### EXERCISE AIM:
Copy all of the records below verbatim.

==========

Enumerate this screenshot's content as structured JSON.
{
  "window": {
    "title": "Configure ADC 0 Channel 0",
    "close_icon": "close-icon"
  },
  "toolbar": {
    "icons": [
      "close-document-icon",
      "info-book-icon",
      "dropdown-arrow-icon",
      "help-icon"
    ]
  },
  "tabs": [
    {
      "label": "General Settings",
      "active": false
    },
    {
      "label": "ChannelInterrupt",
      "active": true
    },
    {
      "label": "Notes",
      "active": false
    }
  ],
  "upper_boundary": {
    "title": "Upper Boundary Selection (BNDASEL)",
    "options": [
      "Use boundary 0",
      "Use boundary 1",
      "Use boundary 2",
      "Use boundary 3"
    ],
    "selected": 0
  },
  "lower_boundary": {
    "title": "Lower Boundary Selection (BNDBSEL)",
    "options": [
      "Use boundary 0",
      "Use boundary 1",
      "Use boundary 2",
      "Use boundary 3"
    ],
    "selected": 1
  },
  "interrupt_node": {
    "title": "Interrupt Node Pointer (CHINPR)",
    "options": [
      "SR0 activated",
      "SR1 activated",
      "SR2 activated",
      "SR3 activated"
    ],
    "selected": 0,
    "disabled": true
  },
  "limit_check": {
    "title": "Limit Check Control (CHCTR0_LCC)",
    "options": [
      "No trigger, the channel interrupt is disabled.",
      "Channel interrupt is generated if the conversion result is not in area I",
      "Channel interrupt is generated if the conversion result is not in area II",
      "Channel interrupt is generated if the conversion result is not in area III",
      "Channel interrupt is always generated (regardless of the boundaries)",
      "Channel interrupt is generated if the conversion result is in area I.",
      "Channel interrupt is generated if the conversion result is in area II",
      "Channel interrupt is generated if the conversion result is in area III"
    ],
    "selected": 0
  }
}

==========

### ANSWER TO THIS TASK:
Enumerate this screenshot's content as structured JSON.
{
  "window": {
    "title": "Configure ADC 0 Channel 0",
    "close_icon": "close-icon"
  },
  "toolbar": {
    "icons": [
      "close-document-icon",
      "info-book-icon",
      "dropdown-arrow-icon",
      "help-icon"
    ]
  },
  "tabs": [
    {
      "label": "General Settings",
      "active": false
    },
    {
      "label": "ChannelInterrupt",
      "active": true
    },
    {
      "label": "Notes",
      "active": false
    }
  ],
  "upper_boundary": {
    "title": "Upper Boundary Selection (BNDASEL)",
    "options": [
      "Use boundary 0",
      "Use boundary 1",
      "Use boundary 2",
      "Use boundary 3"
    ],
    "selected": 0
  },
  "lower_boundary": {
    "title": "Lower Boundary Selection (BNDBSEL)",
    "options": [
      "Use boundary 0",
      "Use boundary 1",
      "Use boundary 2",
      "Use boundary 3"
    ],
    "selected": 1
  },
  "interrupt_node": {
    "title": "Interrupt Node Pointer (CHINPR)",
    "options": [
      "SR0 activated",
      "SR1 activated",
      "SR2 activated",
      "SR3 activated"
    ],
    "selected": 0,
    "disabled": true
  },
  "limit_check": {
    "title": "Limit Check Control (CHCTR0_LCC)",
    "options": [
      "No trigger, the channel interrupt is disabled.",
      "Channel interrupt is generated if the conversion result is not in area I",
      "Channel interrupt is generated if the conversion result is not in area II",
      "Channel interrupt is generated if the conversion result is not in area III",
      "Channel interrupt is always generated (regardless of the boundaries)",
      "Channel interrupt is generated if the conversion result is in area I.",
      "Channel interrupt is generated if the conversion result is in area II",
      "Channel interrupt is generated if the conversion result is in area III"
    ],
    "selected": 0
  }
}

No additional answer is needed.